BEGIN Input records
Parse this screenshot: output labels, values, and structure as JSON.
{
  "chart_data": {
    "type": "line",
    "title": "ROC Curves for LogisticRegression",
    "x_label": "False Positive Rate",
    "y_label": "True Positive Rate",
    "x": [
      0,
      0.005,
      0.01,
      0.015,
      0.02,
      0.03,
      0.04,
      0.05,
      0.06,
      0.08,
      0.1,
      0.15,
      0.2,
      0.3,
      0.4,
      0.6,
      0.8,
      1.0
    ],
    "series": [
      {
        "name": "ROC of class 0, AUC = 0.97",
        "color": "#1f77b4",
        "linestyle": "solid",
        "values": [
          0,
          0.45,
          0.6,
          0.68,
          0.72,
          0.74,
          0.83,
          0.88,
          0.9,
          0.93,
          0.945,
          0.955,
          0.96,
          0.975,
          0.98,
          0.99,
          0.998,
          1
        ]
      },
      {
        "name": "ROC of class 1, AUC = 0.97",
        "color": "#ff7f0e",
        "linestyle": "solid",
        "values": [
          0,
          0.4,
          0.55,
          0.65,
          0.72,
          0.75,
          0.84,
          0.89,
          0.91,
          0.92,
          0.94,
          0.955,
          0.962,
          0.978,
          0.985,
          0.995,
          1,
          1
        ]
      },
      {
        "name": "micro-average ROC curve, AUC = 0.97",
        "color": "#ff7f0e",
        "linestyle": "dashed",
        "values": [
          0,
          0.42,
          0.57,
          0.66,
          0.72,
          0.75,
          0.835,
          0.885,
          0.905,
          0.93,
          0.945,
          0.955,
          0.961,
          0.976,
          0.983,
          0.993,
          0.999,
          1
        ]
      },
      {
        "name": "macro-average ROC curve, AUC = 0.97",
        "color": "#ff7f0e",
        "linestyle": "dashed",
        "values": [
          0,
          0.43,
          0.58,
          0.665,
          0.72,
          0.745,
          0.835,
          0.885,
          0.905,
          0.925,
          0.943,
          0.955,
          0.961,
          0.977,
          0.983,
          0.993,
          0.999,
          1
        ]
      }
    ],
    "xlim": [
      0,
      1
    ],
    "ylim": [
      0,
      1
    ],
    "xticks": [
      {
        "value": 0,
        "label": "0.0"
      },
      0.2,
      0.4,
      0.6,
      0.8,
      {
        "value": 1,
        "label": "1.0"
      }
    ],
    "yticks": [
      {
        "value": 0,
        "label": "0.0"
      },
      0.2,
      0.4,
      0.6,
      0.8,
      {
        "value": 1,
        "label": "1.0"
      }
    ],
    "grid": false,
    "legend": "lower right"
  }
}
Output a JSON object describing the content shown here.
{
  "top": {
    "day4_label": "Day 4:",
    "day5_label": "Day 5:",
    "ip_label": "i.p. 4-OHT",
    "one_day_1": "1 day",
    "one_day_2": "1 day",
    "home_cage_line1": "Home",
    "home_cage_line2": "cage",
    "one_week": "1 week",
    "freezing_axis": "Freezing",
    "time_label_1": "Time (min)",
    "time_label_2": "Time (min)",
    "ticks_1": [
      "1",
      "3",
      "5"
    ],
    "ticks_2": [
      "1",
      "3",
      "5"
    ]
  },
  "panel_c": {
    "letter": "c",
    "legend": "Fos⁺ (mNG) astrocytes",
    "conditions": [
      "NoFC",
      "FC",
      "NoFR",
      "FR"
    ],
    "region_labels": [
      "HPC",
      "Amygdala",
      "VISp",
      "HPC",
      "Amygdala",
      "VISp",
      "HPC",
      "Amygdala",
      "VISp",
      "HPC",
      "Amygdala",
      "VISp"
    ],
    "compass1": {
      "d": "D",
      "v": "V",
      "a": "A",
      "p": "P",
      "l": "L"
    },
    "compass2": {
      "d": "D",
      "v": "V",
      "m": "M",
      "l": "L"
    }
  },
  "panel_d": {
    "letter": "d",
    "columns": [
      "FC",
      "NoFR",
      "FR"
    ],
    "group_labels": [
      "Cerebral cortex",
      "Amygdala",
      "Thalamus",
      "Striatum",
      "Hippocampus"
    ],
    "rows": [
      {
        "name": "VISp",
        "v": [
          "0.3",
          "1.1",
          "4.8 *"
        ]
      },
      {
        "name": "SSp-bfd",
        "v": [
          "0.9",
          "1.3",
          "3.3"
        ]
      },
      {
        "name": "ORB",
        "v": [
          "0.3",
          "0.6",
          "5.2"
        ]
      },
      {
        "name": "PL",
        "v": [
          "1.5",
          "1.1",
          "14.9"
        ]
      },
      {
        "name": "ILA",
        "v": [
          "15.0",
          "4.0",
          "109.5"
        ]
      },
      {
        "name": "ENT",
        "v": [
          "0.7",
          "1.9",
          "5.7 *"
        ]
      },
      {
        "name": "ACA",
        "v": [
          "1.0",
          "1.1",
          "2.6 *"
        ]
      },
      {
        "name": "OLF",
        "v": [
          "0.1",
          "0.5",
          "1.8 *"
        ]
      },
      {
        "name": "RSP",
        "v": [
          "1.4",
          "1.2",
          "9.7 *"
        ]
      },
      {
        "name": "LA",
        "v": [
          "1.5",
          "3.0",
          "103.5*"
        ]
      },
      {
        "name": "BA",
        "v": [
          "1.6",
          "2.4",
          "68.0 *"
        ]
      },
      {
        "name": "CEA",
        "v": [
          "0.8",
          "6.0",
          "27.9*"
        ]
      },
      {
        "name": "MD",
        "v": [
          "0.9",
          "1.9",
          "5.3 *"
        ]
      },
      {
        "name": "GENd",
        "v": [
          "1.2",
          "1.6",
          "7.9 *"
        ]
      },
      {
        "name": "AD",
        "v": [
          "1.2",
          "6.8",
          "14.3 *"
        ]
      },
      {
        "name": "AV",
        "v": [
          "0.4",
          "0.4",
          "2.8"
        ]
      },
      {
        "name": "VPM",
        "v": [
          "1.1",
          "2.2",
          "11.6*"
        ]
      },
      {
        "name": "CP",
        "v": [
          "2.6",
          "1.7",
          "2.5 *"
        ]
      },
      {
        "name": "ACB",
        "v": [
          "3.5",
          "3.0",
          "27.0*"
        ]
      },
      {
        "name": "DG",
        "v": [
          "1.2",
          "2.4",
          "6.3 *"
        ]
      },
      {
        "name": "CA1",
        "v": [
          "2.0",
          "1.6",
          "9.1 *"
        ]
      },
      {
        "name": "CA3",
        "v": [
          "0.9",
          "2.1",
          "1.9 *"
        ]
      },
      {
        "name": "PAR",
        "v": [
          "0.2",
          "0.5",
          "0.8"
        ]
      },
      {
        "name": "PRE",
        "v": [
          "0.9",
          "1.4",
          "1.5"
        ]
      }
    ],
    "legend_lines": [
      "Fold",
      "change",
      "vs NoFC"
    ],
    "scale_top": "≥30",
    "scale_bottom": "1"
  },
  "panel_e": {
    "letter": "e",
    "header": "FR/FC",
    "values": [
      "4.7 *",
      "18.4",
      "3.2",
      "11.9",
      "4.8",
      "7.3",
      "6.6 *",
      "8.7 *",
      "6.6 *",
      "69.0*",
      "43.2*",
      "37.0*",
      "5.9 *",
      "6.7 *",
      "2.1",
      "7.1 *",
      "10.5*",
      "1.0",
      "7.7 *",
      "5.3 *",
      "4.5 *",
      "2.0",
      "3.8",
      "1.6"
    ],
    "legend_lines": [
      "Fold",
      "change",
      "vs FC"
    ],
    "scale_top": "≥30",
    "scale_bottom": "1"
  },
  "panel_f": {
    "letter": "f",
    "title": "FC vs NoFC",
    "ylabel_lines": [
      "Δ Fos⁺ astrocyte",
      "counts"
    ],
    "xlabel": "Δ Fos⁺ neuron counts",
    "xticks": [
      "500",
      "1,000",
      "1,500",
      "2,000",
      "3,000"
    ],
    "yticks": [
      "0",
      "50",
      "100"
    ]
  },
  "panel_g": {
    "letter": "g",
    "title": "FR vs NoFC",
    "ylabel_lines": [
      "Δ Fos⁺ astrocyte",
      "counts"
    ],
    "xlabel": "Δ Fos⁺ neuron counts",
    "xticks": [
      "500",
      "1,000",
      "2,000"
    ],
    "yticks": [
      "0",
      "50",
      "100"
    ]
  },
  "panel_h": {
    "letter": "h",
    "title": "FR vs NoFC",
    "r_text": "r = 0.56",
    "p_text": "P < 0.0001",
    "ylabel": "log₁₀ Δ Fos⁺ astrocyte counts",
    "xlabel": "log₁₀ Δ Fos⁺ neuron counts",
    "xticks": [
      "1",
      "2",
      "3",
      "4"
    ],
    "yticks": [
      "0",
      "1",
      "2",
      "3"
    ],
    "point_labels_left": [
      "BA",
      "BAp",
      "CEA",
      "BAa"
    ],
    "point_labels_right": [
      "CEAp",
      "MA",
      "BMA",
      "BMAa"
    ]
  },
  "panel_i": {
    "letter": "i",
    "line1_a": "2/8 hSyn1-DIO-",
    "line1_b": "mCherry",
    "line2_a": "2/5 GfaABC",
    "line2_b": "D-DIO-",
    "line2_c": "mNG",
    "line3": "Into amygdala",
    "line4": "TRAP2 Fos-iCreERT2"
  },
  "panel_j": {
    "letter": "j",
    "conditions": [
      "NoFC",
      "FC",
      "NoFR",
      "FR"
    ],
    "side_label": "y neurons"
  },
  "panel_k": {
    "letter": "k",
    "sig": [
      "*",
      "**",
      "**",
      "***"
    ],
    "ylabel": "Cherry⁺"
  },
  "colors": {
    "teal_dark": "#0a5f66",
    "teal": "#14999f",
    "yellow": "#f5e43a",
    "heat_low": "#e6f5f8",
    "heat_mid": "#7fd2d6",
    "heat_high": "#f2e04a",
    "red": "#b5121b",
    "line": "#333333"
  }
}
END Input records
Find all lines with "class" in them and copy each one.

» The solution:
        "name": "ROC of class 0, AUC = 0.97",
        "name": "ROC of class 1, AUC = 0.97",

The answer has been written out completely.